▸ **DATA FOR THIS TASK**:
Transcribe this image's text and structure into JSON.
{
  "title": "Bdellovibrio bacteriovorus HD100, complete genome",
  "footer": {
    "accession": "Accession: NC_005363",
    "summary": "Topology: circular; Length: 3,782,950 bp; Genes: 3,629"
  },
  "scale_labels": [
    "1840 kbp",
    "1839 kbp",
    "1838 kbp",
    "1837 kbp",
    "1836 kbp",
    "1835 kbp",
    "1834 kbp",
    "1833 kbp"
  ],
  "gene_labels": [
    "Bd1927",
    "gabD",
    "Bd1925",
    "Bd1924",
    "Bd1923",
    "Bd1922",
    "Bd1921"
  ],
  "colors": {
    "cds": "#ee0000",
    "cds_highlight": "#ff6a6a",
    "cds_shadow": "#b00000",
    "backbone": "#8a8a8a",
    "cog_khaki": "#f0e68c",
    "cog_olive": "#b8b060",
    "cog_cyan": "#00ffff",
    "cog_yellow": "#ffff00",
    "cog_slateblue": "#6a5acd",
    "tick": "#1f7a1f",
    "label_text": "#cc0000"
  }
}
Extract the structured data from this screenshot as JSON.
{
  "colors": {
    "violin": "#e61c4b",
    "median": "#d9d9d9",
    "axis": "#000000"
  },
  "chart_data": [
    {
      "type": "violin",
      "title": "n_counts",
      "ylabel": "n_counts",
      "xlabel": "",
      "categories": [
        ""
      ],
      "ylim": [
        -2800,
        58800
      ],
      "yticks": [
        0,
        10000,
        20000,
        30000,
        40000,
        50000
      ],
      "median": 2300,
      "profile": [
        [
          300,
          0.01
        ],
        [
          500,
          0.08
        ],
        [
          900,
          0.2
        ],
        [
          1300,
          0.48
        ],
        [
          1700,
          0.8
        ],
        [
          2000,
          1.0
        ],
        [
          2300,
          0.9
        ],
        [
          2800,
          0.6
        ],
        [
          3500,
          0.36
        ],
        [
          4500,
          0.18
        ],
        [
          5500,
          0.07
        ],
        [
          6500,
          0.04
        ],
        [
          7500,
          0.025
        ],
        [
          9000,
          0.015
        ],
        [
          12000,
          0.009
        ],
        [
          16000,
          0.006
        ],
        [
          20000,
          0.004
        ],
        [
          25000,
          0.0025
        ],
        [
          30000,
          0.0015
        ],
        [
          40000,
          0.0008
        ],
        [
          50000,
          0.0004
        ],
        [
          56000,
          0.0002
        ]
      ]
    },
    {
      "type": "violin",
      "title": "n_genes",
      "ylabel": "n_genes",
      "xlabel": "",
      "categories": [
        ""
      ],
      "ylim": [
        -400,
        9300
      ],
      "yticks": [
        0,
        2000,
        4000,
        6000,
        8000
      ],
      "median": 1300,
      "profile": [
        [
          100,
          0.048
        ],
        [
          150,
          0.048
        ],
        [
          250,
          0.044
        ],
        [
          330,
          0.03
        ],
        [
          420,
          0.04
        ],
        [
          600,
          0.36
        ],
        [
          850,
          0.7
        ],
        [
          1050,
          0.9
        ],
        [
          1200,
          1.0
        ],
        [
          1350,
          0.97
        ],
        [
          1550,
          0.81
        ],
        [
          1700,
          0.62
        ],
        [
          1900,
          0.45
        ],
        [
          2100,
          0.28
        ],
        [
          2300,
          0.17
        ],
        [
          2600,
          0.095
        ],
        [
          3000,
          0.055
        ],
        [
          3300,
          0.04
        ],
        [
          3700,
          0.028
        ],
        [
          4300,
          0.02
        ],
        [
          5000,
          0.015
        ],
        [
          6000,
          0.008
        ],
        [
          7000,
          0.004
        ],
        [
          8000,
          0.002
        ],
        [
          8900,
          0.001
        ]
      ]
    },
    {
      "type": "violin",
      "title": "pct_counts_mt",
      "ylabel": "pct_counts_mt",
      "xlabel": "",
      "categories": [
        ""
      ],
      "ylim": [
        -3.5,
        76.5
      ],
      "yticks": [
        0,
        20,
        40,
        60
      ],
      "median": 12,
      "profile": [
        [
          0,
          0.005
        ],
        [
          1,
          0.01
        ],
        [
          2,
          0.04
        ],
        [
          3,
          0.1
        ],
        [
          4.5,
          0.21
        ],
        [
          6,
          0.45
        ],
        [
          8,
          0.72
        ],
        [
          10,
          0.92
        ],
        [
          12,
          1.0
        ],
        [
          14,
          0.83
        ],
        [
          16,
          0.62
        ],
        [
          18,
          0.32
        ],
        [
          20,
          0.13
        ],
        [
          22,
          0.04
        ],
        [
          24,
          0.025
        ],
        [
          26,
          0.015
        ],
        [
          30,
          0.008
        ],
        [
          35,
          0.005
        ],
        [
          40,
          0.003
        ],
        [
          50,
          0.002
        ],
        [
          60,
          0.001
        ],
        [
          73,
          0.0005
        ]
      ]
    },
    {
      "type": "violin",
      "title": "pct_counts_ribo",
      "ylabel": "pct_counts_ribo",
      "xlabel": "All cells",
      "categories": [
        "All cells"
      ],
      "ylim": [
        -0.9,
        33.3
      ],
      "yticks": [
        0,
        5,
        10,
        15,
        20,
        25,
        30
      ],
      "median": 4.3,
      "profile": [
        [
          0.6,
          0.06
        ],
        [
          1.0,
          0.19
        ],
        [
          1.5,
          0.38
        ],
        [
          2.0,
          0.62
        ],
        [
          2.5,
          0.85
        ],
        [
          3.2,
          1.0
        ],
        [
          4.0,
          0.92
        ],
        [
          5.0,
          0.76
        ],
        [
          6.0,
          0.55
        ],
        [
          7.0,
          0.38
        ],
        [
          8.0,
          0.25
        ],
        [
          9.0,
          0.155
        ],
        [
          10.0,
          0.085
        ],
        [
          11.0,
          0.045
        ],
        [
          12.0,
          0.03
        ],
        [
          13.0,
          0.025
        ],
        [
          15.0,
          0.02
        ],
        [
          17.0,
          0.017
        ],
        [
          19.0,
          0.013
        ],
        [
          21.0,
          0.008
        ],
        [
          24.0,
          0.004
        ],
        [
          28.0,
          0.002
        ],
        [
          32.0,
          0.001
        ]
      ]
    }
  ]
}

▸ **WHAT TO DO**: Restate the records above word for word.

▸ **YOUR SOLUTION**:
Transcribe this image's text and structure into JSON.
{
  "title": "Bdellovibrio bacteriovorus HD100, complete genome",
  "footer": {
    "accession": "Accession: NC_005363",
    "summary": "Topology: circular; Length: 3,782,950 bp; Genes: 3,629"
  },
  "scale_labels": [
    "1840 kbp",
    "1839 kbp",
    "1838 kbp",
    "1837 kbp",
    "1836 kbp",
    "1835 kbp",
    "1834 kbp",
    "1833 kbp"
  ],
  "gene_labels": [
    "Bd1927",
    "gabD",
    "Bd1925",
    "Bd1924",
    "Bd1923",
    "Bd1922",
    "Bd1921"
  ],
  "colors": {
    "cds": "#ee0000",
    "cds_highlight": "#ff6a6a",
    "cds_shadow": "#b00000",
    "backbone": "#8a8a8a",
    "cog_khaki": "#f0e68c",
    "cog_olive": "#b8b060",
    "cog_cyan": "#00ffff",
    "cog_yellow": "#ffff00",
    "cog_slateblue": "#6a5acd",
    "tick": "#1f7a1f",
    "label_text": "#cc0000"
  }
}
Extract the structured data from this screenshot as JSON.
{
  "colors": {
    "violin": "#e61c4b",
    "median": "#d9d9d9",
    "axis": "#000000"
  },
  "chart_data": [
    {
      "type": "violin",
      "title": "n_counts",
      "ylabel": "n_counts",
      "xlabel": "",
      "categories": [
        ""
      ],
      "ylim": [
        -2800,
        58800
      ],
      "yticks": [
        0,
        10000,
        20000,
        30000,
        40000,
        50000
      ],
      "median": 2300,
      "profile": [
        [
          300,
          0.01
        ],
        [
          500,
          0.08
        ],
        [
          900,
          0.2
        ],
        [
          1300,
          0.48
        ],
        [
          1700,
          0.8
        ],
        [
          2000,
          1.0
        ],
        [
          2300,
          0.9
        ],
        [
          2800,
          0.6
        ],
        [
          3500,
          0.36
        ],
        [
          4500,
          0.18
        ],
        [
          5500,
          0.07
        ],
        [
          6500,
          0.04
        ],
        [
          7500,
          0.025
        ],
        [
          9000,
          0.015
        ],
        [
          12000,
          0.009
        ],
        [
          16000,
          0.006
        ],
        [
          20000,
          0.004
        ],
        [
          25000,
          0.0025
        ],
        [
          30000,
          0.0015
        ],
        [
          40000,
          0.0008
        ],
        [
          50000,
          0.0004
        ],
        [
          56000,
          0.0002
        ]
      ]
    },
    {
      "type": "violin",
      "title": "n_genes",
      "ylabel": "n_genes",
      "xlabel": "",
      "categories": [
        ""
      ],
      "ylim": [
        -400,
        9300
      ],
      "yticks": [
        0,
        2000,
        4000,
        6000,
        8000
      ],
      "median": 1300,
      "profile": [
        [
          100,
          0.048
        ],
        [
          150,
          0.048
        ],
        [
          250,
          0.044
        ],
        [
          330,
          0.03
        ],
        [
          420,
          0.04
        ],
        [
          600,
          0.36
        ],
        [
          850,
          0.7
        ],
        [
          1050,
          0.9
        ],
        [
          1200,
          1.0
        ],
        [
          1350,
          0.97
        ],
        [
          1550,
          0.81
        ],
        [
          1700,
          0.62
        ],
        [
          1900,
          0.45
        ],
        [
          2100,
          0.28
        ],
        [
          2300,
          0.17
        ],
        [
          2600,
          0.095
        ],
        [
          3000,
          0.055
        ],
        [
          3300,
          0.04
        ],
        [
          3700,
          0.028
        ],
        [
          4300,
          0.02
        ],
        [
          5000,
          0.015
        ],
        [
          6000,
          0.008
        ],
        [
          7000,
          0.004
        ],
        [
          8000,
          0.002
        ],
        [
          8900,
          0.001
        ]
      ]
    },
    {
      "type": "violin",
      "title": "pct_counts_mt",
      "ylabel": "pct_counts_mt",
      "xlabel": "",
      "categories": [
        ""
      ],
      "ylim": [
        -3.5,
        76.5
      ],
      "yticks": [
        0,
        20,
        40,
        60
      ],
      "median": 12,
      "profile": [
        [
          0,
          0.005
        ],
        [
          1,
          0.01
        ],
        [
          2,
          0.04
        ],
        [
          3,
          0.1
        ],
        [
          4.5,
          0.21
        ],
        [
          6,
          0.45
        ],
        [
          8,
          0.72
        ],
        [
          10,
          0.92
        ],
        [
          12,
          1.0
        ],
        [
          14,
          0.83
        ],
        [
          16,
          0.62
        ],
        [
          18,
          0.32
        ],
        [
          20,
          0.13
        ],
        [
          22,
          0.04
        ],
        [
          24,
          0.025
        ],
        [
          26,
          0.015
        ],
        [
          30,
          0.008
        ],
        [
          35,
          0.005
        ],
        [
          40,
          0.003
        ],
        [
          50,
          0.002
        ],
        [
          60,
          0.001
        ],
        [
          73,
          0.0005
        ]
      ]
    },
    {
      "type": "violin",
      "title": "pct_counts_ribo",
      "ylabel": "pct_counts_ribo",
      "xlabel": "All cells",
      "categories": [
        "All cells"
      ],
      "ylim": [
        -0.9,
        33.3
      ],
      "yticks": [
        0,
        5,
        10,
        15,
        20,
        25,
        30
      ],
      "median": 4.3,
      "profile": [
        [
          0.6,
          0.06
        ],
        [
          1.0,
          0.19
        ],
        [
          1.5,
          0.38
        ],
        [
          2.0,
          0.62
        ],
        [
          2.5,
          0.85
        ],
        [
          3.2,
          1.0
        ],
        [
          4.0,
          0.92
        ],
        [
          5.0,
          0.76
        ],
        [
          6.0,
          0.55
        ],
        [
          7.0,
          0.38
        ],
        [
          8.0,
          0.25
        ],
        [
          9.0,
          0.155
        ],
        [
          10.0,
          0.085
        ],
        [
          11.0,
          0.045
        ],
        [
          12.0,
          0.03
        ],
        [
          13.0,
          0.025
        ],
        [
          15.0,
          0.02
        ],
        [
          17.0,
          0.017
        ],
        [
          19.0,
          0.013
        ],
        [
          21.0,
          0.008
        ],
        [
          24.0,
          0.004
        ],
        [
          28.0,
          0.002
        ],
        [
          32.0,
          0.001
        ]
      ]
    }
  ]
}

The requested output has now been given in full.